:: DATA ROWS ::
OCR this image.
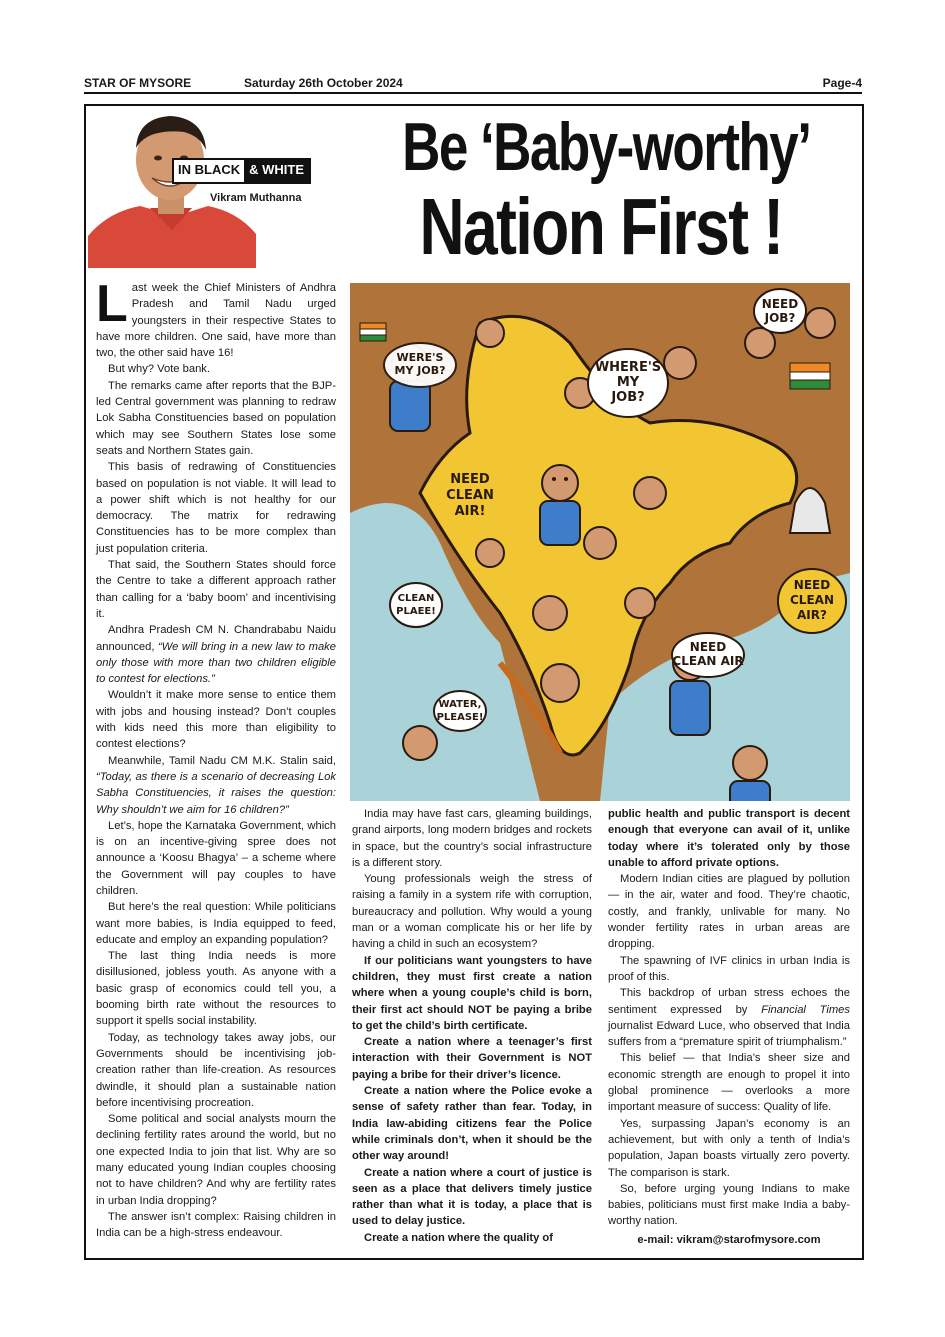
STAR OF MYSORE	Saturday 26th October 2024	Page-4
IN BLACK & WHITE
Vikram Muthanna
Be ‘Baby-worthy’
Nation First !
NEED JOB?
WERE'S MY JOB?	WHERE'S MY JOB?
NEED CLEAN AIR!
NEED CLEAN AIR?
CLEAN PLAEE!
NEED CLEAN AIR
WATER, PLEASE!

Last week the Chief Ministers of Andhra Pradesh and Tamil Nadu urged youngsters in their respective States to have more children. One said, have more than two, the other said have 16!

But why? Vote bank.

The remarks came after reports that the BJP-led Central government was planning to redraw Lok Sabha Constituencies based on population which may see Southern States lose some seats and Northern States gain.

This basis of redrawing of Constituencies based on population is not viable. It will lead to a power shift which is not healthy for our democracy. The matrix for redrawing Constituencies has to be more complex than just population criteria.

That said, the Southern States should force the Centre to take a different approach rather than calling for a ‘baby boom’ and incentivising it.

Andhra Pradesh CM N. Chandrababu Naidu announced, “We will bring in a new law to make only those with more than two children eligible to contest for elections.”

Wouldn’t it make more sense to entice them with jobs and housing instead? Don’t couples with kids need this more than eligibility to contest elections?

Meanwhile, Tamil Nadu CM M.K. Stalin said, “Today, as there is a scenario of decreasing Lok Sabha Constituencies, it raises the question: Why shouldn’t we aim for 16 children?”

Let’s, hope the Karnataka Government, which is on an incentive-giving spree does not announce a ‘Koosu Bhagya’ – a scheme where the Government will pay couples to have children.

But here’s the real question: While politicians want more babies, is India equipped to feed, educate and employ an expanding population?

The last thing India needs is more disillusioned, jobless youth. As anyone with a basic grasp of economics could tell you, a booming birth rate without the resources to support it spells social instability.

Today, as technology takes away jobs, our Governments should be incentivising job-creation rather than life-creation. As resources dwindle, it should plan a sustainable nation before incentivising procreation.

Some political and social analysts mourn the declining fertility rates around the world, but no one expected India to join that list. Why are so many educated young Indian couples choosing not to have children? And why are fertility rates in urban India dropping?

The answer isn’t complex: Raising children in India can be a high-stress endeavour.

India may have fast cars, gleaming buildings, grand airports, long modern bridges and rockets in space, but the country’s social infrastructure is a different story.

Young professionals weigh the stress of raising a family in a system rife with corruption, bureaucracy and pollution. Why would a young man or a woman complicate his or her life by having a child in such an ecosystem?

If our politicians want youngsters to have children, they must first create a nation where when a young couple’s child is born, their first act should NOT be paying a bribe to get the child’s birth certificate.

Create a nation where a teenager’s first interaction with their Government is NOT paying a bribe for their driver’s licence.

Create a nation where the Police evoke a sense of safety rather than fear. Today, in India law-abiding citizens fear the Police while criminals don’t, when it should be the other way around!

Create a nation where a court of justice is seen as a place that delivers timely justice rather than what it is today, a place that is used to delay justice.

Create a nation where the quality of

public health and public transport is decent enough that everyone can avail of it, unlike today where it’s tolerated only by those unable to afford private options.

Modern Indian cities are plagued by pollution — in the air, water and food. They’re chaotic, costly, and frankly, unlivable for many. No wonder fertility rates in urban areas are dropping.

The spawning of IVF clinics in urban India is proof of this.

This backdrop of urban stress echoes the sentiment expressed by Financial Times journalist Edward Luce, who observed that India suffers from a “premature spirit of triumphalism.”

This belief — that India’s sheer size and economic strength are enough to propel it into global prominence — overlooks a more important measure of success: Quality of life.

Yes, surpassing Japan’s economy is an achievement, but with only a tenth of India’s population, Japan boasts virtually zero poverty. The comparison is stark.

So, before urging young Indians to make babies, politicians must first make India a baby-worthy nation.

e-mail: vikram@starofmysore.com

:: PROBLEM TO WORK ON ::
Extract all lines from the data in which "different" is found.

:: WRITTEN ANSWER ::
That said, the Southern States should force the Centre to take a different approach rather than calling for a ‘baby boom’ and incentivising it.
India may have fast cars, gleaming buildings, grand airports, long modern bridges and rockets in space, but the country’s social infrastructure is a different story.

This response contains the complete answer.